(Data records)

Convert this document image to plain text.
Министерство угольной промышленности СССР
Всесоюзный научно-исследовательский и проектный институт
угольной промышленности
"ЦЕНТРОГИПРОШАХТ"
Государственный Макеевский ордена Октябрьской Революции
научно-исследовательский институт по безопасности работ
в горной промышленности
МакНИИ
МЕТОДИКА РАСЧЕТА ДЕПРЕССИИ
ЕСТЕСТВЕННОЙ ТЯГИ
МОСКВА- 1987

--

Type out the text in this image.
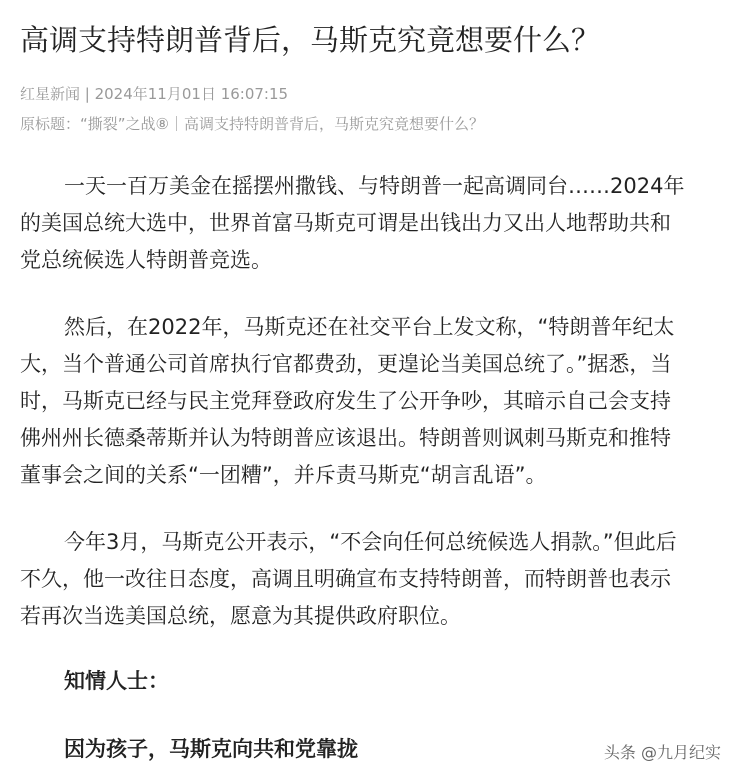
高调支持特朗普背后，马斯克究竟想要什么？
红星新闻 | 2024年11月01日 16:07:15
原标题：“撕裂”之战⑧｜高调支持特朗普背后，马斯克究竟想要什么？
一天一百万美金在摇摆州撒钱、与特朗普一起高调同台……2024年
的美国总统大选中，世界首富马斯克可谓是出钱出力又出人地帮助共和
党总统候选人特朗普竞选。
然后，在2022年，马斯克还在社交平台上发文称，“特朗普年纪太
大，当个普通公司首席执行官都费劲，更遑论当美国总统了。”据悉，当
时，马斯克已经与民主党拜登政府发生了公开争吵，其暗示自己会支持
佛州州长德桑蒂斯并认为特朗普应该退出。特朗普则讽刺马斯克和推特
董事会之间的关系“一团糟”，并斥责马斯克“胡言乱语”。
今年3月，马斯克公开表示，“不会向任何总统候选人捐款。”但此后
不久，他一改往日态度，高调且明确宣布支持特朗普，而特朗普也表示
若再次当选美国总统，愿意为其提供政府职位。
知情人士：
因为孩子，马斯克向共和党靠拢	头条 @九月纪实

==

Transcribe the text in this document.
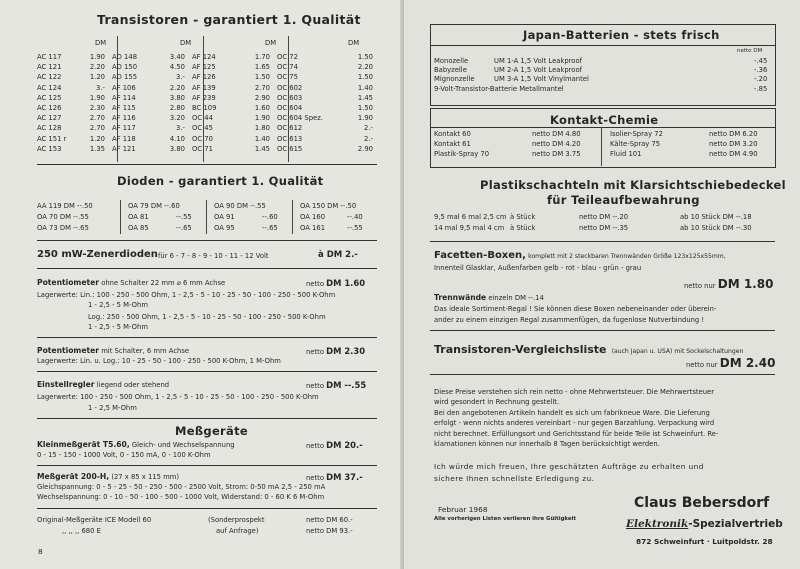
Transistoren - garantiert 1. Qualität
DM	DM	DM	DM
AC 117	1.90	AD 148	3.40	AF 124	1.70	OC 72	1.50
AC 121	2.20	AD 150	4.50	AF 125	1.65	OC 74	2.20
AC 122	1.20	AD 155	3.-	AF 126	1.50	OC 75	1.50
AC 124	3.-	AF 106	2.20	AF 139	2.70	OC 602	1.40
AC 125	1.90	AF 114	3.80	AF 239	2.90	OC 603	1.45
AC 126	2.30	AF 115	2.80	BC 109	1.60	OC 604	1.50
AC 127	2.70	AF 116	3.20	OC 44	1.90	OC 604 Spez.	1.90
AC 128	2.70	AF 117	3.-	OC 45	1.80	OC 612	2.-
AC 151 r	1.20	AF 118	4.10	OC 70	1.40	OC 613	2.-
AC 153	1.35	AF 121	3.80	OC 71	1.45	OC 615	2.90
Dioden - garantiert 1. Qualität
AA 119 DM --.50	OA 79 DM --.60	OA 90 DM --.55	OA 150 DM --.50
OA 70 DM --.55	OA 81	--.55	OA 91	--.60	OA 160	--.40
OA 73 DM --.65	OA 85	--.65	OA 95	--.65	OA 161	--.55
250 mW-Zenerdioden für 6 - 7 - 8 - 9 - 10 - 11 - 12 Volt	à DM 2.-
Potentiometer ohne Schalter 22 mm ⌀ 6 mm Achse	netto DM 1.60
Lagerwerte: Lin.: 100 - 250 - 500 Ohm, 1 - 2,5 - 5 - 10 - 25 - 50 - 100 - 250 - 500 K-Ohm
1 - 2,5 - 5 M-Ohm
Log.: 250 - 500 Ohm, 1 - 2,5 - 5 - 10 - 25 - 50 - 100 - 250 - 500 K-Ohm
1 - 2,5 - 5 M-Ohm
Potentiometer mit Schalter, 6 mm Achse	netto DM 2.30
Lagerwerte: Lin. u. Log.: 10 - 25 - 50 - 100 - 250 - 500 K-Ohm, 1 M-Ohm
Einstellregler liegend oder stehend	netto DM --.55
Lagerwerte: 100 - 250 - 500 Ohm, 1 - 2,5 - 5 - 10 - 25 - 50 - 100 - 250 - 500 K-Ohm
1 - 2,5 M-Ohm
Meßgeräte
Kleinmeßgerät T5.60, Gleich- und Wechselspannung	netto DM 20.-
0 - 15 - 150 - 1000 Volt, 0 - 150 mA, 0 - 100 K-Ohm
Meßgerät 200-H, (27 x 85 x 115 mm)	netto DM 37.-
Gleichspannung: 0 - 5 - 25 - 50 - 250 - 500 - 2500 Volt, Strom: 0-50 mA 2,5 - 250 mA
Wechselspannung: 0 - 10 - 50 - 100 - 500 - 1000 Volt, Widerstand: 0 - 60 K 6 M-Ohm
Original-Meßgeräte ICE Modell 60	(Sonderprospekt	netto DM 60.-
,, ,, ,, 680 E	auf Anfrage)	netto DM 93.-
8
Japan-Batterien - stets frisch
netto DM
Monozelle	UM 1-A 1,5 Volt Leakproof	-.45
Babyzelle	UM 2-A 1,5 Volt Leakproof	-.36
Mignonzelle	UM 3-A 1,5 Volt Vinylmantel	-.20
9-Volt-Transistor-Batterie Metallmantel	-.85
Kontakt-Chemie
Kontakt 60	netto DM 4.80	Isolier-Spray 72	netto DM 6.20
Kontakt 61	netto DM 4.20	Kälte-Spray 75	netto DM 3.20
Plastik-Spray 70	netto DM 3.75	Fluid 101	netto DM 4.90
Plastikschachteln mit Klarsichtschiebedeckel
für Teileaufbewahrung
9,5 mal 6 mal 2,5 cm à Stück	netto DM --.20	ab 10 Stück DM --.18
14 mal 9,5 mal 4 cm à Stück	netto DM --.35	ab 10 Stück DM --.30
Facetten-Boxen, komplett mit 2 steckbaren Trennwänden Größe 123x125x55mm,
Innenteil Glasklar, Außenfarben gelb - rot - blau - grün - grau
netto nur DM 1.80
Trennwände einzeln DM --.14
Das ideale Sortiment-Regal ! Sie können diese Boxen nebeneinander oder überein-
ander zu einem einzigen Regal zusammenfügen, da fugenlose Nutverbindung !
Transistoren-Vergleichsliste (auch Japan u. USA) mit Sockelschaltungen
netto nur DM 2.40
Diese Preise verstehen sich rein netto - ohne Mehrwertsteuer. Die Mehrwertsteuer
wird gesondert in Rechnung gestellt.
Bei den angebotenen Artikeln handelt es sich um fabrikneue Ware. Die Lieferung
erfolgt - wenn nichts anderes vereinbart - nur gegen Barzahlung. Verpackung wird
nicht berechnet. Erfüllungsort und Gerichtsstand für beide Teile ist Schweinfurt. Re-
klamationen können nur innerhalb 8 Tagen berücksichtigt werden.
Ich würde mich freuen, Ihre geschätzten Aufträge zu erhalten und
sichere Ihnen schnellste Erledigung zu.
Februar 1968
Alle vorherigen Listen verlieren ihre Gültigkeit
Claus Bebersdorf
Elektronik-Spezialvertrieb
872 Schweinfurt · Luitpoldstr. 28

» **OBJECTIVE**:
Each line in the listing above that contains "Transistoren" should be copied.

» **FULL OUTPUT**:
Transistoren - garantiert 1. Qualität
Transistoren-Vergleichsliste (auch Japan u. USA) mit Sockelschaltungen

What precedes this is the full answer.